:: TASK TO CARRY OUT ::
Each entry below must be repeated exactly, with pictures left out.

Dataset excerpts:
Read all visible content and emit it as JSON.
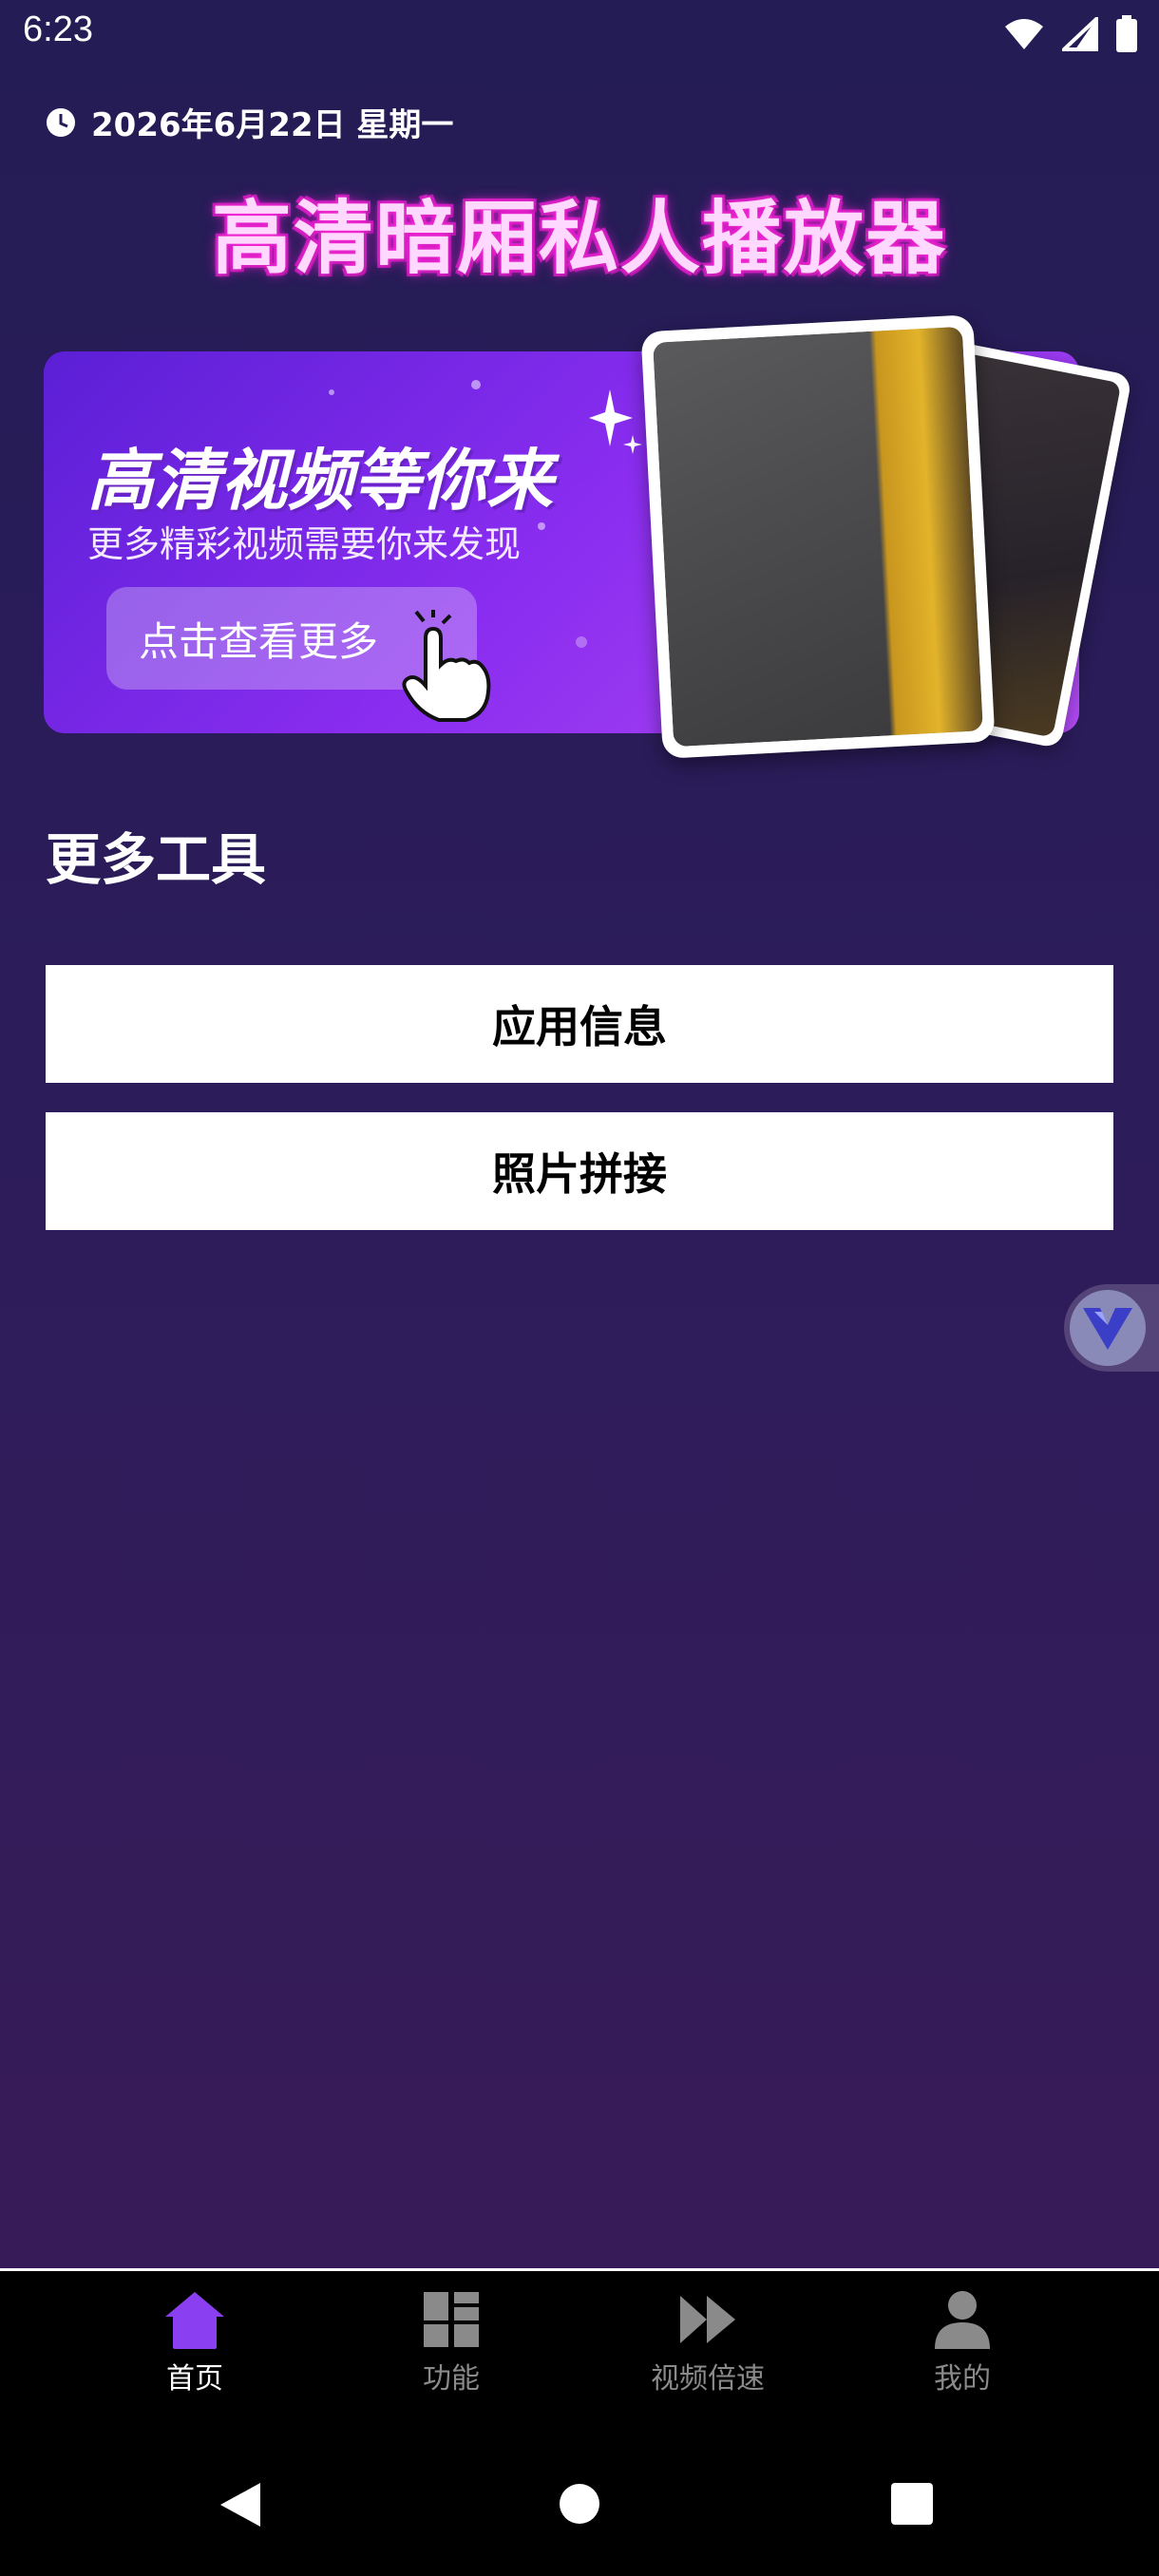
{
  "status_bar": {
    "time": "6:23"
  },
  "header": {
    "date": "2026年6月22日 星期一",
    "app_title": "高清暗厢私人播放器"
  },
  "banner": {
    "headline": "高清视频等你来",
    "subtitle": "更多精彩视频需要你来发现",
    "button_label": "点击查看更多"
  },
  "tools": {
    "section_title": "更多工具",
    "buttons": [
      "应用信息",
      "照片拼接"
    ]
  },
  "bottom_nav": {
    "items": [
      {
        "label": "首页",
        "icon": "home-icon",
        "active": true
      },
      {
        "label": "功能",
        "icon": "grid-icon",
        "active": false
      },
      {
        "label": "视频倍速",
        "icon": "fast-forward-icon",
        "active": false
      },
      {
        "label": "我的",
        "icon": "person-icon",
        "active": false
      }
    ]
  },
  "colors": {
    "accent": "#8a3ff0",
    "background_top": "#241c55",
    "background_bottom": "#3a1b58"
  }
}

:: RESULT OF THE EXERCISE ::
Read all visible content and emit it as JSON.
{
  "status_bar": {
    "time": "6:23"
  },
  "header": {
    "date": "2026年6月22日 星期一",
    "app_title": "高清暗厢私人播放器"
  },
  "banner": {
    "headline": "高清视频等你来",
    "subtitle": "更多精彩视频需要你来发现",
    "button_label": "点击查看更多"
  },
  "tools": {
    "section_title": "更多工具",
    "buttons": [
      "应用信息",
      "照片拼接"
    ]
  },
  "bottom_nav": {
    "items": [
      {
        "label": "首页",
        "icon": "home-icon",
        "active": true
      },
      {
        "label": "功能",
        "icon": "grid-icon",
        "active": false
      },
      {
        "label": "视频倍速",
        "icon": "fast-forward-icon",
        "active": false
      },
      {
        "label": "我的",
        "icon": "person-icon",
        "active": false
      }
    ]
  },
  "colors": {
    "accent": "#8a3ff0",
    "background_top": "#241c55",
    "background_bottom": "#3a1b58"
  }
}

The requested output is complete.